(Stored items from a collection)
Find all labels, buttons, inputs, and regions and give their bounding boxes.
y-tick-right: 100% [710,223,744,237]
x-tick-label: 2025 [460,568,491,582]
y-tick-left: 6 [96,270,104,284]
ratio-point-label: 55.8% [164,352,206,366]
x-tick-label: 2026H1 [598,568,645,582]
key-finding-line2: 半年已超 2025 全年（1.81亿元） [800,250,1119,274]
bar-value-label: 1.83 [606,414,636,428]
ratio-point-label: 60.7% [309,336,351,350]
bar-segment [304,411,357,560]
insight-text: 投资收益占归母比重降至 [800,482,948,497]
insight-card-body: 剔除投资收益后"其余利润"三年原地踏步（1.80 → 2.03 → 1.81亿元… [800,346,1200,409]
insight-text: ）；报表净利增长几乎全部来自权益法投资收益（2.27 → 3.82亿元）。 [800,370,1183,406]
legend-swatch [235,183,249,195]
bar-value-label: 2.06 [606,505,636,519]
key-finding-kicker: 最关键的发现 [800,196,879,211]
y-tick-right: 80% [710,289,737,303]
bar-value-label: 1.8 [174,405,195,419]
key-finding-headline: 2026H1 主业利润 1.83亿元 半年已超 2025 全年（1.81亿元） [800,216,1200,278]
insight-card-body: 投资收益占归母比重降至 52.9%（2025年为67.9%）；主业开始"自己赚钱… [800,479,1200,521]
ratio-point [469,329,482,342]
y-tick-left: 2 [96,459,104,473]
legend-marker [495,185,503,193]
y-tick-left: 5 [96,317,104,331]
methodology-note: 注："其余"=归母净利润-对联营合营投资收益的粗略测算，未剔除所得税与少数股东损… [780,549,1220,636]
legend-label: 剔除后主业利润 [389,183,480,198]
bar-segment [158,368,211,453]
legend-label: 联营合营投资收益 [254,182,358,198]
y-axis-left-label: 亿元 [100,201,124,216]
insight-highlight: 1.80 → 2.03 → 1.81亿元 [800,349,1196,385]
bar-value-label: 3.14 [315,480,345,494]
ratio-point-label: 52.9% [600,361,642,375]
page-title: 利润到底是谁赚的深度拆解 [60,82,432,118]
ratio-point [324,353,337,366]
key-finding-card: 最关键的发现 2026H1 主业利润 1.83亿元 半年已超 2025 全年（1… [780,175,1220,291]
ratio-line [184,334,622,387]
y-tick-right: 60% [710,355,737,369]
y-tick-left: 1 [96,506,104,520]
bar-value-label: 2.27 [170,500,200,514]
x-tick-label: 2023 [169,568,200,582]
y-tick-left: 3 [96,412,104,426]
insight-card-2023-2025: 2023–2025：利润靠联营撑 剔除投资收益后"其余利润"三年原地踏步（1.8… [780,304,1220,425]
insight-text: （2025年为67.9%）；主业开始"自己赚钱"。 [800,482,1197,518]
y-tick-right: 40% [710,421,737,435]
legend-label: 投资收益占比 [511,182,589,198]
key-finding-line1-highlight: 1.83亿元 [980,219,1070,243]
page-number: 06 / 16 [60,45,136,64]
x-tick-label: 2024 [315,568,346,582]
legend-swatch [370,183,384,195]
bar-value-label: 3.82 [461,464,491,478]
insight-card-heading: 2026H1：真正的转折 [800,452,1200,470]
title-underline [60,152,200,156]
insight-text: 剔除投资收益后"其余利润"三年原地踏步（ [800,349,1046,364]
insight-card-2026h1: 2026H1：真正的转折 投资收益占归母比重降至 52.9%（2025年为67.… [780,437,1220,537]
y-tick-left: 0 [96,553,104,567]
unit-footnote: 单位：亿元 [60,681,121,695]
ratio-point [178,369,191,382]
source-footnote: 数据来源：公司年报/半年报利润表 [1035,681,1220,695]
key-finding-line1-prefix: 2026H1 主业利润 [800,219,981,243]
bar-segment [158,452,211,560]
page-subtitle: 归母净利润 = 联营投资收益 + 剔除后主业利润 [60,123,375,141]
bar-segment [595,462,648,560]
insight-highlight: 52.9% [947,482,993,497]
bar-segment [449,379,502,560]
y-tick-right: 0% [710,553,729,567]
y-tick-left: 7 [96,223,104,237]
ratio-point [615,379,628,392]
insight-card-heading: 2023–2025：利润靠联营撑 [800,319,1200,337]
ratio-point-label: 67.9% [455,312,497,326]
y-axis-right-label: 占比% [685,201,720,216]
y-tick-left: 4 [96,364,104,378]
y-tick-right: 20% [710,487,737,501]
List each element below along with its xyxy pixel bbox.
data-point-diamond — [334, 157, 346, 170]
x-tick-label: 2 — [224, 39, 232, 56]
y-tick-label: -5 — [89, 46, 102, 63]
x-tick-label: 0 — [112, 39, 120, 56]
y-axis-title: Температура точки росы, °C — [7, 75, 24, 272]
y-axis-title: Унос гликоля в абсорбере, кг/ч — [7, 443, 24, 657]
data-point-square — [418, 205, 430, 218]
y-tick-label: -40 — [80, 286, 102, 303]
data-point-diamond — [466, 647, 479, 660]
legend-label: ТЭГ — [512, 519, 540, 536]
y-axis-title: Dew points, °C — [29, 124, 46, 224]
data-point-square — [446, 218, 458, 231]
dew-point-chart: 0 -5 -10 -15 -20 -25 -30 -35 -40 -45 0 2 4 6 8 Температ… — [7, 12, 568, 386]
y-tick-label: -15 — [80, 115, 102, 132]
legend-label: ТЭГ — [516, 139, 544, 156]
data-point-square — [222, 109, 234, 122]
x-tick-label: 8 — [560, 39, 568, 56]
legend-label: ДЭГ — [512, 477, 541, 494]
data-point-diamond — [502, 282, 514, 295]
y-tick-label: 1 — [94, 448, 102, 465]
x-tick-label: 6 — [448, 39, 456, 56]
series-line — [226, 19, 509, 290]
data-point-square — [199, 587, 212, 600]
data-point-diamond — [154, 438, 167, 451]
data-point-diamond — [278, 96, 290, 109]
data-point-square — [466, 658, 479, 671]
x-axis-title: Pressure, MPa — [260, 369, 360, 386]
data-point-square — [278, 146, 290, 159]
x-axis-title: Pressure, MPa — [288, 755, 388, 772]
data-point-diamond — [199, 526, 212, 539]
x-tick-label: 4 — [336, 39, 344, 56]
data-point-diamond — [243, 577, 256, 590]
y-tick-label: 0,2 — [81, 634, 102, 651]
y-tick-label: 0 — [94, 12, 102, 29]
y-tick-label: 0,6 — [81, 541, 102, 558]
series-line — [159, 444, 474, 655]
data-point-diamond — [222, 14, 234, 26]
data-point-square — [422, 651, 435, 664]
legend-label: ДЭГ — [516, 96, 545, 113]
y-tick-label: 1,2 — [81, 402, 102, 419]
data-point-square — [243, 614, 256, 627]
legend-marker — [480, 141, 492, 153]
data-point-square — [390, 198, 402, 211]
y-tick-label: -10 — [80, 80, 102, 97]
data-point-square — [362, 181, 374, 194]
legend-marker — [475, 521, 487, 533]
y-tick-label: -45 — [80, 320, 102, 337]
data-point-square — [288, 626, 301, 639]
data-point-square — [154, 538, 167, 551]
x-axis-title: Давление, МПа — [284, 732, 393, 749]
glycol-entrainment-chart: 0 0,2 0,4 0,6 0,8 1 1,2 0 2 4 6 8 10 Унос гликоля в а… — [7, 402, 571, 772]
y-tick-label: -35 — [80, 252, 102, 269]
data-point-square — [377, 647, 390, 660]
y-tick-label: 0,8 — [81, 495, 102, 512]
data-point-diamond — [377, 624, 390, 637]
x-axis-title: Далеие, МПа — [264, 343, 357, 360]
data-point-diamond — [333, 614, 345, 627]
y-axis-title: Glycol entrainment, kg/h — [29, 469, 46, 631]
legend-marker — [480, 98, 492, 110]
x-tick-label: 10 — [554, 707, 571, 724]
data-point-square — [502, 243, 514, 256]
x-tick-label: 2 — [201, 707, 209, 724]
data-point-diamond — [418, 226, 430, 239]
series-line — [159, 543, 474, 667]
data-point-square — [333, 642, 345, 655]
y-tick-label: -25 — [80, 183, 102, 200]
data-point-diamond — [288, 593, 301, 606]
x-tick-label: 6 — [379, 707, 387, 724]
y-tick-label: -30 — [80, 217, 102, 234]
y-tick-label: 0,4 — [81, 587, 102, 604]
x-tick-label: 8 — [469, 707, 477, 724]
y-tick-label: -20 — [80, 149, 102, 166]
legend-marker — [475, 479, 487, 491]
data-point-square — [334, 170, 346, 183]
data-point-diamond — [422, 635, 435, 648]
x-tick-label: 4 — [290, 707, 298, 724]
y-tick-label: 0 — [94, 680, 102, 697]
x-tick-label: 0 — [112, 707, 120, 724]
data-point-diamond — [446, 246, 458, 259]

Exercise -> Reproduce the records starting at their first line and ending at the line containing "bar-value-label: 1.8 [174,405,195,419]", swapping every "ratio-point-label" for "ratio-marker-label" and keeping all else identical.

Solution ->
Find all labels, buttons, inputs, and regions and give their bounding boxes.
y-tick-right: 100% [710,223,744,237]
x-tick-label: 2025 [460,568,491,582]
y-tick-left: 6 [96,270,104,284]
ratio-marker-label: 55.8% [164,352,206,366]
x-tick-label: 2026H1 [598,568,645,582]
key-finding-line2: 半年已超 2025 全年（1.81亿元） [800,250,1119,274]
bar-value-label: 1.83 [606,414,636,428]
ratio-marker-label: 60.7% [309,336,351,350]
bar-segment [304,411,357,560]
insight-text: 投资收益占归母比重降至 [800,482,948,497]
insight-card-body: 剔除投资收益后"其余利润"三年原地踏步（1.80 → 2.03 → 1.81亿元… [800,346,1200,409]
insight-text: ）；报表净利增长几乎全部来自权益法投资收益（2.27 → 3.82亿元）。 [800,370,1183,406]
legend-swatch [235,183,249,195]
bar-value-label: 2.06 [606,505,636,519]
key-finding-kicker: 最关键的发现 [800,196,879,211]
y-tick-right: 80% [710,289,737,303]
bar-value-label: 1.8 [174,405,195,419]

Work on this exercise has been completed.